>> Start

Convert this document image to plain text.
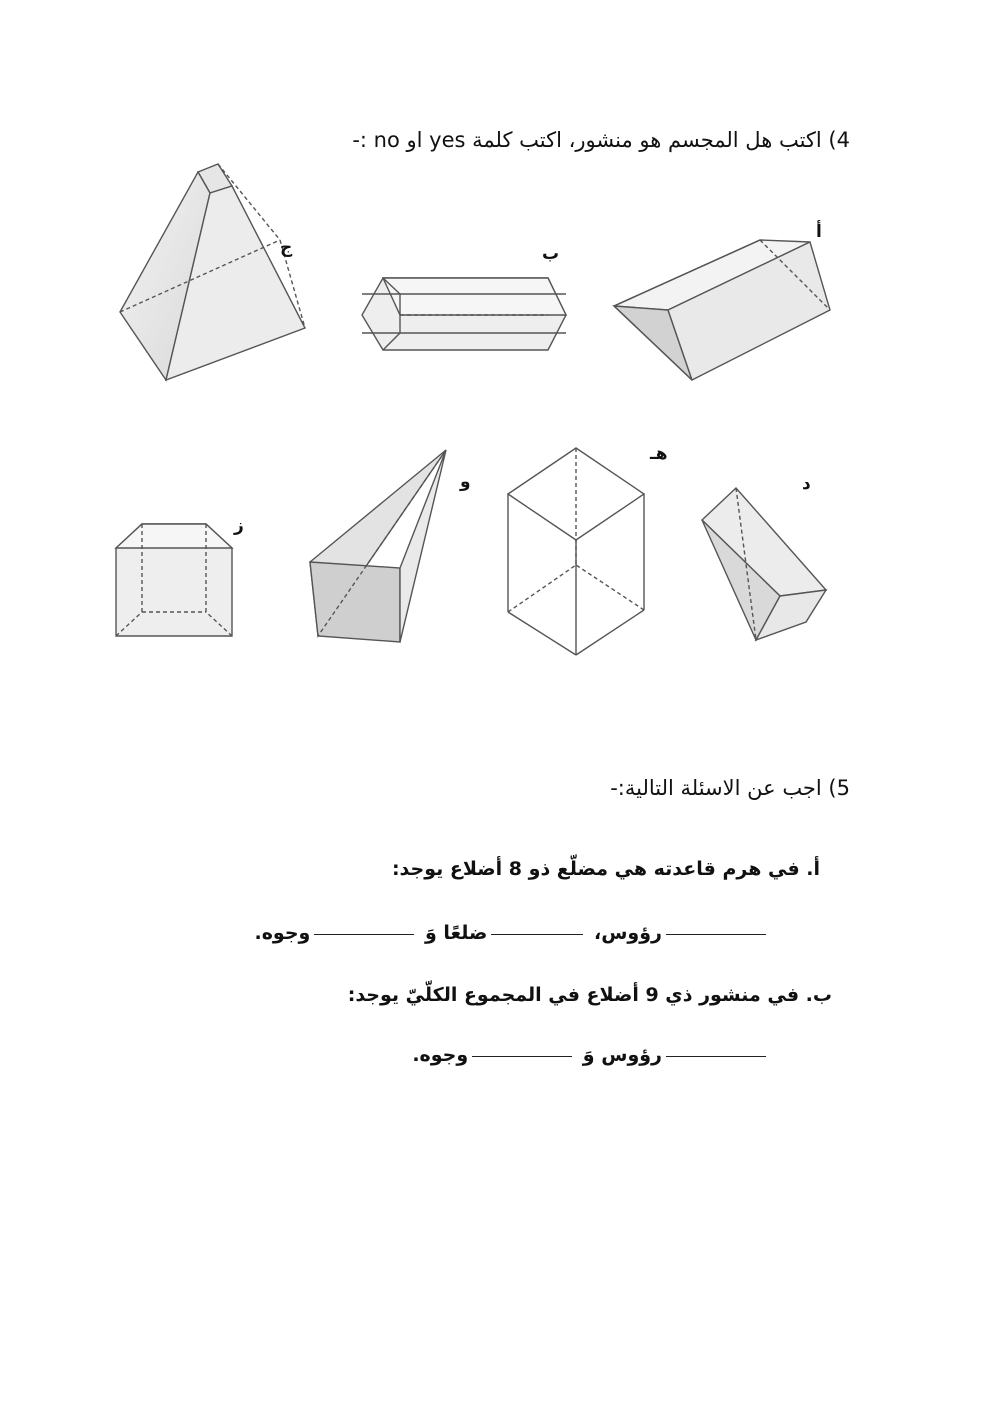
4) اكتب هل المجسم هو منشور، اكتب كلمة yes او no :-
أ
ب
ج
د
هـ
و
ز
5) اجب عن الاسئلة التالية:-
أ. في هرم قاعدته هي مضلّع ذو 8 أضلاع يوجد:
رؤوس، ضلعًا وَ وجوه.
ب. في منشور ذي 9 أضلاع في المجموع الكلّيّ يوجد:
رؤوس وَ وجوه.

>> End

- DIRECTIONS FOR THIS TASK: Go through the material above and print all of it exactly, except the pictures.

- ANSWER FOR THIS EXERCISE:
Convert this document image to plain text.
4) اكتب هل المجسم هو منشور، اكتب كلمة yes او no :-
أ
ب
ج
د
هـ
و
ز
5) اجب عن الاسئلة التالية:-
أ. في هرم قاعدته هي مضلّع ذو 8 أضلاع يوجد:
رؤوس، ضلعًا وَ وجوه.
ب. في منشور ذي 9 أضلاع في المجموع الكلّيّ يوجد:
رؤوس وَ وجوه.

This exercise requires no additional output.